* Data records *
++++++++++++++++++++

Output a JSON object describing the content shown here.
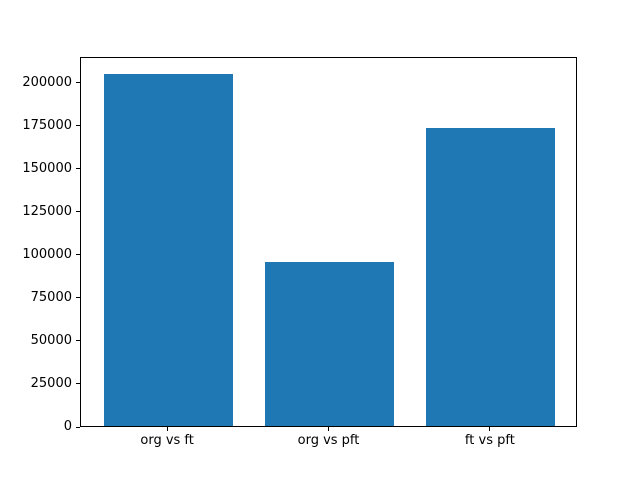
{
  "chart_data": {
    "type": "bar",
    "categories": [
      "org vs ft",
      "org vs pft",
      "ft vs pft"
    ],
    "values": [
      204500,
      95500,
      173000
    ],
    "title": "",
    "xlabel": "",
    "ylabel": "",
    "ylim": [
      0,
      215000
    ],
    "xlim": [
      -0.54,
      2.54
    ],
    "yticks": [
      0,
      25000,
      50000,
      75000,
      100000,
      125000,
      150000,
      175000,
      200000
    ],
    "bar_width_fraction": 0.8,
    "bar_color": "#1f77b4",
    "axis_color": "#000000",
    "background_color": "#ffffff",
    "grid": false,
    "legend": null
  }
}
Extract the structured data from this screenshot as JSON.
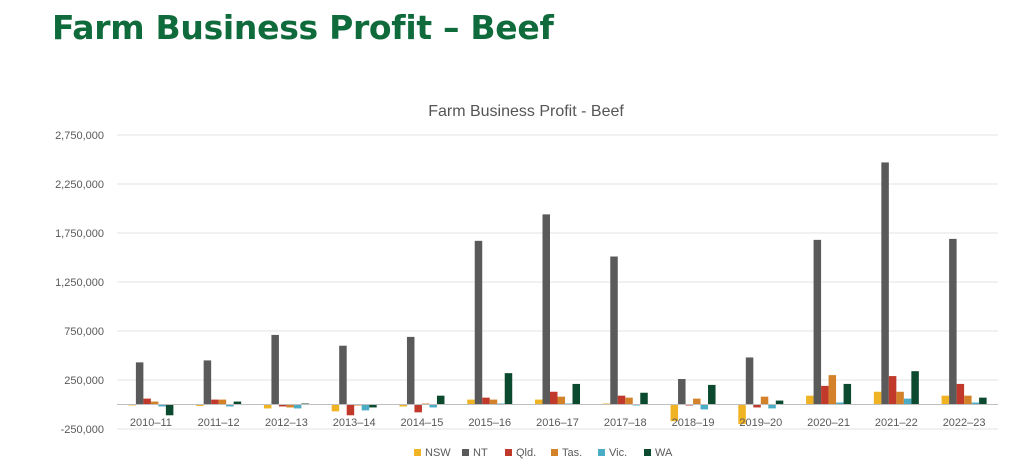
{
  "slide": {
    "title": "Farm Business Profit – Beef"
  },
  "chart_data": {
    "type": "bar",
    "title": "Farm Business Profit - Beef",
    "xlabel": "",
    "ylabel": "",
    "ylim": [
      -250000,
      2750000
    ],
    "y_ticks": [
      -250000,
      250000,
      750000,
      1250000,
      1750000,
      2250000,
      2750000
    ],
    "y_tick_labels": [
      "-250,000",
      "250,000",
      "750,000",
      "1,250,000",
      "1,750,000",
      "2,250,000",
      "2,750,000"
    ],
    "grid": true,
    "legend_position": "bottom",
    "categories": [
      "2010–11",
      "2011–12",
      "2012–13",
      "2013–14",
      "2014–15",
      "2015–16",
      "2016–17",
      "2017–18",
      "2018–19",
      "2019–20",
      "2020–21",
      "2021–22",
      "2022–23"
    ],
    "series": [
      {
        "name": "NSW",
        "color": "#f0b323",
        "values": [
          -10000,
          -15000,
          -40000,
          -70000,
          -20000,
          50000,
          50000,
          10000,
          -170000,
          -200000,
          90000,
          130000,
          90000
        ]
      },
      {
        "name": "NT",
        "color": "#5a5a5a",
        "values": [
          430000,
          450000,
          710000,
          600000,
          690000,
          1670000,
          1940000,
          1510000,
          260000,
          480000,
          1680000,
          2470000,
          1690000
        ]
      },
      {
        "name": "Qld.",
        "color": "#c0392b",
        "values": [
          60000,
          50000,
          -20000,
          -110000,
          -80000,
          70000,
          130000,
          90000,
          -10000,
          -30000,
          190000,
          290000,
          210000
        ]
      },
      {
        "name": "Tas.",
        "color": "#d4822a",
        "values": [
          30000,
          50000,
          -30000,
          -10000,
          10000,
          50000,
          80000,
          70000,
          60000,
          80000,
          300000,
          130000,
          90000
        ]
      },
      {
        "name": "Vic.",
        "color": "#4bacc6",
        "values": [
          -20000,
          -20000,
          -40000,
          -60000,
          -30000,
          10000,
          10000,
          -10000,
          -50000,
          -40000,
          20000,
          60000,
          20000
        ]
      },
      {
        "name": "WA",
        "color": "#0b4a2e",
        "values": [
          -110000,
          30000,
          10000,
          -30000,
          90000,
          320000,
          210000,
          120000,
          200000,
          40000,
          210000,
          340000,
          70000
        ]
      }
    ]
  }
}
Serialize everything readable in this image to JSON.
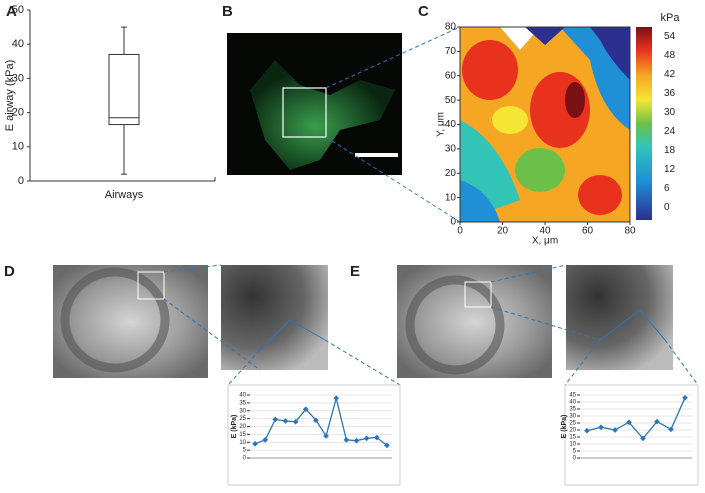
{
  "panel_labels": [
    "A",
    "B",
    "C",
    "D",
    "E"
  ],
  "chart_data": [
    {
      "type": "box",
      "ylabel": "E airway (kPa)",
      "categories": [
        "Airways"
      ],
      "ylim": [
        0,
        50
      ],
      "yticks": [
        0,
        10,
        20,
        30,
        40,
        50
      ],
      "box": {
        "min": 2,
        "q1": 16.5,
        "median": 18.5,
        "q3": 37,
        "max": 45
      }
    },
    {
      "type": "contour",
      "xlabel": "X, μm",
      "ylabel": "Y, μm",
      "xlim": [
        0,
        80
      ],
      "xticks": [
        0,
        20,
        40,
        60,
        80
      ],
      "ylim": [
        0,
        80
      ],
      "yticks": [
        0,
        10,
        20,
        30,
        40,
        50,
        60,
        70,
        80
      ],
      "colorbar_label": "kPa",
      "clim": [
        -4,
        57
      ],
      "cticks": [
        0,
        6,
        12,
        18,
        24,
        30,
        36,
        42,
        48,
        54
      ]
    },
    {
      "type": "line",
      "ylabel": "E (kPa)",
      "color": "#2e75b6",
      "ylim": [
        0,
        40
      ],
      "yticks": [
        0,
        5,
        10,
        15,
        20,
        25,
        30,
        35,
        40
      ],
      "categories": [
        null,
        null,
        null,
        null,
        null,
        null,
        null,
        null,
        null,
        null,
        null,
        null,
        null,
        null
      ],
      "values": [
        9,
        11.5,
        24.5,
        23.5,
        23,
        31,
        24,
        14,
        38,
        11.5,
        11,
        12.5,
        13,
        8
      ]
    },
    {
      "type": "line",
      "ylabel": "E (kPa)",
      "color": "#2e75b6",
      "ylim": [
        0,
        45
      ],
      "yticks": [
        0,
        5,
        10,
        15,
        20,
        25,
        30,
        35,
        40,
        45
      ],
      "categories": [
        null,
        null,
        null,
        null,
        null,
        null,
        null,
        null
      ],
      "values": [
        19.5,
        22,
        20,
        25.5,
        14,
        26,
        20.5,
        43
      ]
    }
  ]
}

++++++++++++++++++++

* Stated task *
Your copy of the data should match it exactly, except that pictures are left out.

* Response *
Output a JSON object describing the content shown here.
{
  "chart_data": {
    "type": "bar",
    "categories": [
      "org vs ft",
      "org vs pft",
      "ft vs pft"
    ],
    "values": [
      204500,
      95500,
      173000
    ],
    "title": "",
    "xlabel": "",
    "ylabel": "",
    "ylim": [
      0,
      215000
    ],
    "xlim": [
      -0.54,
      2.54
    ],
    "yticks": [
      0,
      25000,
      50000,
      75000,
      100000,
      125000,
      150000,
      175000,
      200000
    ],
    "bar_width_fraction": 0.8,
    "bar_color": "#1f77b4",
    "axis_color": "#000000",
    "background_color": "#ffffff",
    "grid": false,
    "legend": null
  }
}
Extract the structured data from this screenshot as JSON.
{
  "slide": {
    "title": "Farm Business Profit – Beef"
  },
  "chart_data": {
    "type": "bar",
    "title": "Farm Business Profit - Beef",
    "xlabel": "",
    "ylabel": "",
    "ylim": [
      -250000,
      2750000
    ],
    "y_ticks": [
      -250000,
      250000,
      750000,
      1250000,
      1750000,
      2250000,
      2750000
    ],
    "y_tick_labels": [
      "-250,000",
      "250,000",
      "750,000",
      "1,250,000",
      "1,750,000",
      "2,250,000",
      "2,750,000"
    ],
    "grid": true,
    "legend_position": "bottom",
    "categories": [
      "2010–11",
      "2011–12",
      "2012–13",
      "2013–14",
      "2014–15",
      "2015–16",
      "2016–17",
      "2017–18",
      "2018–19",
      "2019–20",
      "2020–21",
      "2021–22",
      "2022–23"
    ],
    "series": [
      {
        "name": "NSW",
        "color": "#f0b323",
        "values": [
          -10000,
          -15000,
          -40000,
          -70000,
          -20000,
          50000,
          50000,
          10000,
          -170000,
          -200000,
          90000,
          130000,
          90000
        ]
      },
      {
        "name": "NT",
        "color": "#5a5a5a",
        "values": [
          430000,
          450000,
          710000,
          600000,
          690000,
          1670000,
          1940000,
          1510000,
          260000,
          480000,
          1680000,
          2470000,
          1690000
        ]
      },
      {
        "name": "Qld.",
        "color": "#c0392b",
        "values": [
          60000,
          50000,
          -20000,
          -110000,
          -80000,
          70000,
          130000,
          90000,
          -10000,
          -30000,
          190000,
          290000,
          210000
        ]
      },
      {
        "name": "Tas.",
        "color": "#d4822a",
        "values": [
          30000,
          50000,
          -30000,
          -10000,
          10000,
          50000,
          80000,
          70000,
          60000,
          80000,
          300000,
          130000,
          90000
        ]
      },
      {
        "name": "Vic.",
        "color": "#4bacc6",
        "values": [
          -20000,
          -20000,
          -40000,
          -60000,
          -30000,
          10000,
          10000,
          -10000,
          -50000,
          -40000,
          20000,
          60000,
          20000
        ]
      },
      {
        "name": "WA",
        "color": "#0b4a2e",
        "values": [
          -110000,
          30000,
          10000,
          -30000,
          90000,
          320000,
          210000,
          120000,
          200000,
          40000,
          210000,
          340000,
          70000
        ]
      }
    ]
  }
}
Serialize everything readable in this image to JSON.
{
  "panel_labels": [
    "A",
    "B",
    "C",
    "D",
    "E"
  ],
  "chart_data": [
    {
      "type": "box",
      "ylabel": "E airway (kPa)",
      "categories": [
        "Airways"
      ],
      "ylim": [
        0,
        50
      ],
      "yticks": [
        0,
        10,
        20,
        30,
        40,
        50
      ],
      "box": {
        "min": 2,
        "q1": 16.5,
        "median": 18.5,
        "q3": 37,
        "max": 45
      }
    },
    {
      "type": "contour",
      "xlabel": "X, μm",
      "ylabel": "Y, μm",
      "xlim": [
        0,
        80
      ],
      "xticks": [
        0,
        20,
        40,
        60,
        80
      ],
      "ylim": [
        0,
        80
      ],
      "yticks": [
        0,
        10,
        20,
        30,
        40,
        50,
        60,
        70,
        80
      ],
      "colorbar_label": "kPa",
      "clim": [
        -4,
        57
      ],
      "cticks": [
        0,
        6,
        12,
        18,
        24,
        30,
        36,
        42,
        48,
        54
      ]
    },
    {
      "type": "line",
      "ylabel": "E (kPa)",
      "color": "#2e75b6",
      "ylim": [
        0,
        40
      ],
      "yticks": [
        0,
        5,
        10,
        15,
        20,
        25,
        30,
        35,
        40
      ],
      "categories": [
        null,
        null,
        null,
        null,
        null,
        null,
        null,
        null,
        null,
        null,
        null,
        null,
        null,
        null
      ],
      "values": [
        9,
        11.5,
        24.5,
        23.5,
        23,
        31,
        24,
        14,
        38,
        11.5,
        11,
        12.5,
        13,
        8
      ]
    },
    {
      "type": "line",
      "ylabel": "E (kPa)",
      "color": "#2e75b6",
      "ylim": [
        0,
        45
      ],
      "yticks": [
        0,
        5,
        10,
        15,
        20,
        25,
        30,
        35,
        40,
        45
      ],
      "categories": [
        null,
        null,
        null,
        null,
        null,
        null,
        null,
        null
      ],
      "values": [
        19.5,
        22,
        20,
        25.5,
        14,
        26,
        20.5,
        43
      ]
    }
  ]
}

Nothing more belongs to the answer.